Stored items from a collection

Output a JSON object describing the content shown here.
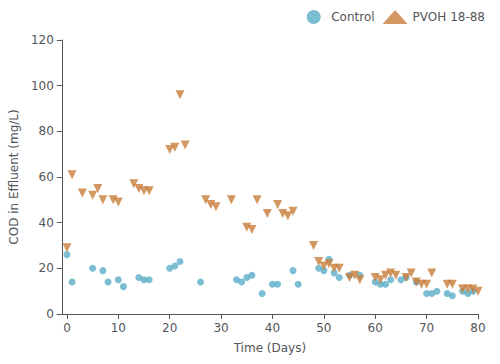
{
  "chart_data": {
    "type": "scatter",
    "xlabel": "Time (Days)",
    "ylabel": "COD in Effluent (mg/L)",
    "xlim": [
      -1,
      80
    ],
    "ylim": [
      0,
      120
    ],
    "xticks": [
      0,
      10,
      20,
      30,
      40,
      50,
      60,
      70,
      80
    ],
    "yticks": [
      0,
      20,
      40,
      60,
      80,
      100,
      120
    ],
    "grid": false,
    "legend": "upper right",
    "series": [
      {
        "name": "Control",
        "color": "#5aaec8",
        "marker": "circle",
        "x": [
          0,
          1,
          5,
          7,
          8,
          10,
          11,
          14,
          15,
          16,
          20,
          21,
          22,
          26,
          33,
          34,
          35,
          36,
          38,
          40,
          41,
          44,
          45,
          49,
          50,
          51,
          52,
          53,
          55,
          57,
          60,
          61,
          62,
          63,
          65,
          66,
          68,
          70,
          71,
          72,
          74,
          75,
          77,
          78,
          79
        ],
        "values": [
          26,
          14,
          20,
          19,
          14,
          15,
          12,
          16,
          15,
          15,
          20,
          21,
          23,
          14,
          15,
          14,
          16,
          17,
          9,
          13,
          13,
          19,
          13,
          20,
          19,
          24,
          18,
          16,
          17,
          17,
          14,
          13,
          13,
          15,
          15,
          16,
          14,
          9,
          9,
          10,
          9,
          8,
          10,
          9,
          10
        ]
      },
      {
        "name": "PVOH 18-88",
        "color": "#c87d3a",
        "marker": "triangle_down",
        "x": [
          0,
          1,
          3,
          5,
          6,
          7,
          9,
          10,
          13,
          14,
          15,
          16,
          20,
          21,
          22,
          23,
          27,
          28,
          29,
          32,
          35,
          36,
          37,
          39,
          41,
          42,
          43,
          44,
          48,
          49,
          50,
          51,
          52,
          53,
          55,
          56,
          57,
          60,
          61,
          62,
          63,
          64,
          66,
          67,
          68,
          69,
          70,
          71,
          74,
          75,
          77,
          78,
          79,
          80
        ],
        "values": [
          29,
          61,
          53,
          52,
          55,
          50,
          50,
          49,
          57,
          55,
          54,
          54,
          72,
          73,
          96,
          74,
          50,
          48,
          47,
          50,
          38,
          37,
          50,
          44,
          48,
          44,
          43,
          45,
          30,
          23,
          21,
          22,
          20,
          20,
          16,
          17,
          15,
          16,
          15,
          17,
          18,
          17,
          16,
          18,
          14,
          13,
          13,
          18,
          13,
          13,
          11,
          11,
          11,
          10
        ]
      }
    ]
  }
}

Exercise prompt: Copy every entry exactly as written. Pictures are excluded.

Complete output:
Output a JSON object describing the content shown here.
{
  "chart_data": {
    "type": "scatter",
    "xlabel": "Time (Days)",
    "ylabel": "COD in Effluent (mg/L)",
    "xlim": [
      -1,
      80
    ],
    "ylim": [
      0,
      120
    ],
    "xticks": [
      0,
      10,
      20,
      30,
      40,
      50,
      60,
      70,
      80
    ],
    "yticks": [
      0,
      20,
      40,
      60,
      80,
      100,
      120
    ],
    "grid": false,
    "legend": "upper right",
    "series": [
      {
        "name": "Control",
        "color": "#5aaec8",
        "marker": "circle",
        "x": [
          0,
          1,
          5,
          7,
          8,
          10,
          11,
          14,
          15,
          16,
          20,
          21,
          22,
          26,
          33,
          34,
          35,
          36,
          38,
          40,
          41,
          44,
          45,
          49,
          50,
          51,
          52,
          53,
          55,
          57,
          60,
          61,
          62,
          63,
          65,
          66,
          68,
          70,
          71,
          72,
          74,
          75,
          77,
          78,
          79
        ],
        "values": [
          26,
          14,
          20,
          19,
          14,
          15,
          12,
          16,
          15,
          15,
          20,
          21,
          23,
          14,
          15,
          14,
          16,
          17,
          9,
          13,
          13,
          19,
          13,
          20,
          19,
          24,
          18,
          16,
          17,
          17,
          14,
          13,
          13,
          15,
          15,
          16,
          14,
          9,
          9,
          10,
          9,
          8,
          10,
          9,
          10
        ]
      },
      {
        "name": "PVOH 18-88",
        "color": "#c87d3a",
        "marker": "triangle_down",
        "x": [
          0,
          1,
          3,
          5,
          6,
          7,
          9,
          10,
          13,
          14,
          15,
          16,
          20,
          21,
          22,
          23,
          27,
          28,
          29,
          32,
          35,
          36,
          37,
          39,
          41,
          42,
          43,
          44,
          48,
          49,
          50,
          51,
          52,
          53,
          55,
          56,
          57,
          60,
          61,
          62,
          63,
          64,
          66,
          67,
          68,
          69,
          70,
          71,
          74,
          75,
          77,
          78,
          79,
          80
        ],
        "values": [
          29,
          61,
          53,
          52,
          55,
          50,
          50,
          49,
          57,
          55,
          54,
          54,
          72,
          73,
          96,
          74,
          50,
          48,
          47,
          50,
          38,
          37,
          50,
          44,
          48,
          44,
          43,
          45,
          30,
          23,
          21,
          22,
          20,
          20,
          16,
          17,
          15,
          16,
          15,
          17,
          18,
          17,
          16,
          18,
          14,
          13,
          13,
          18,
          13,
          13,
          11,
          11,
          11,
          10
        ]
      }
    ]
  }
}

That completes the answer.